** Dataset records on visual material **
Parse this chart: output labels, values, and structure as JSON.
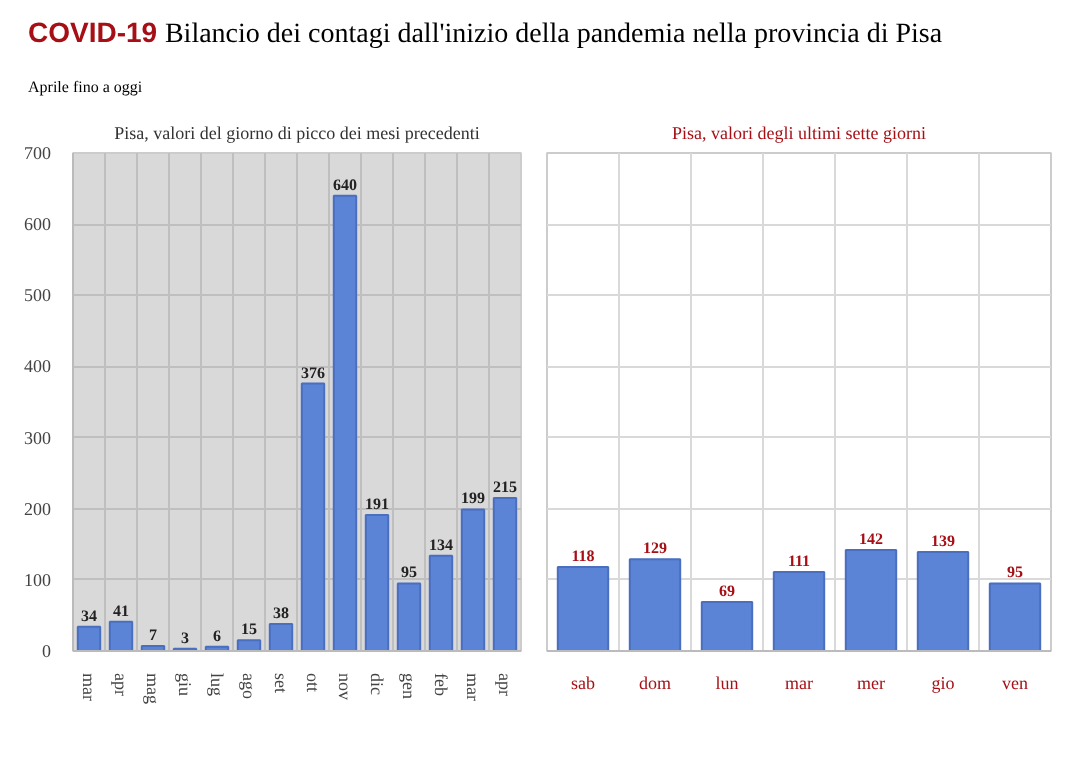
{
  "chart_data": [
    {
      "type": "bar",
      "title": "COVID-19 Bilancio dei contagi dall'inizio della pandemia nella provincia di Pisa",
      "subtitle": "Aprile fino a oggi",
      "annotations": [
        "Pisa, valori del giorno di picco dei mesi precedenti"
      ],
      "categories": [
        "mar",
        "apr",
        "mag",
        "giu",
        "lug",
        "ago",
        "set",
        "ott",
        "nov",
        "dic",
        "gen",
        "feb",
        "mar",
        "apr"
      ],
      "values": [
        34,
        41,
        7,
        3,
        6,
        15,
        38,
        376,
        640,
        191,
        95,
        134,
        199,
        215
      ],
      "color": "#5b83d6",
      "ylim": [
        0,
        700
      ],
      "yticks": [
        0,
        100,
        200,
        300,
        400,
        500,
        600,
        700
      ],
      "grid": true,
      "data_labels": true
    },
    {
      "type": "bar",
      "title": "Pisa, valori degli ultimi sette giorni",
      "categories": [
        "sab",
        "dom",
        "lun",
        "mar",
        "mer",
        "gio",
        "ven"
      ],
      "values": [
        118,
        129,
        69,
        111,
        142,
        139,
        95
      ],
      "color": "#5b83d6",
      "ylim": [
        0,
        700
      ],
      "yticks": [
        {
          "value": 0,
          "label": null
        },
        {
          "value": 100,
          "label": null
        },
        {
          "value": 200,
          "label": null
        },
        {
          "value": 300,
          "label": null
        },
        {
          "value": 400,
          "label": null
        },
        {
          "value": 500,
          "label": null
        },
        {
          "value": 600,
          "label": null
        },
        {
          "value": 700,
          "label": null
        }
      ],
      "grid": true,
      "data_labels": true,
      "tick_labels": "x"
    }
  ]
}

** Task to complete **
Nothing in the entries should change as you copy them, except that the pictures are left out.

** Complete response **
Parse this chart: output labels, values, and structure as JSON.
{
  "chart_data": [
    {
      "type": "bar",
      "title": "COVID-19 Bilancio dei contagi dall'inizio della pandemia nella provincia di Pisa",
      "subtitle": "Aprile fino a oggi",
      "annotations": [
        "Pisa, valori del giorno di picco dei mesi precedenti"
      ],
      "categories": [
        "mar",
        "apr",
        "mag",
        "giu",
        "lug",
        "ago",
        "set",
        "ott",
        "nov",
        "dic",
        "gen",
        "feb",
        "mar",
        "apr"
      ],
      "values": [
        34,
        41,
        7,
        3,
        6,
        15,
        38,
        376,
        640,
        191,
        95,
        134,
        199,
        215
      ],
      "color": "#5b83d6",
      "ylim": [
        0,
        700
      ],
      "yticks": [
        0,
        100,
        200,
        300,
        400,
        500,
        600,
        700
      ],
      "grid": true,
      "data_labels": true
    },
    {
      "type": "bar",
      "title": "Pisa, valori degli ultimi sette giorni",
      "categories": [
        "sab",
        "dom",
        "lun",
        "mar",
        "mer",
        "gio",
        "ven"
      ],
      "values": [
        118,
        129,
        69,
        111,
        142,
        139,
        95
      ],
      "color": "#5b83d6",
      "ylim": [
        0,
        700
      ],
      "yticks": [
        {
          "value": 0,
          "label": null
        },
        {
          "value": 100,
          "label": null
        },
        {
          "value": 200,
          "label": null
        },
        {
          "value": 300,
          "label": null
        },
        {
          "value": 400,
          "label": null
        },
        {
          "value": 500,
          "label": null
        },
        {
          "value": 600,
          "label": null
        },
        {
          "value": 700,
          "label": null
        }
      ],
      "grid": true,
      "data_labels": true,
      "tick_labels": "x"
    }
  ]
}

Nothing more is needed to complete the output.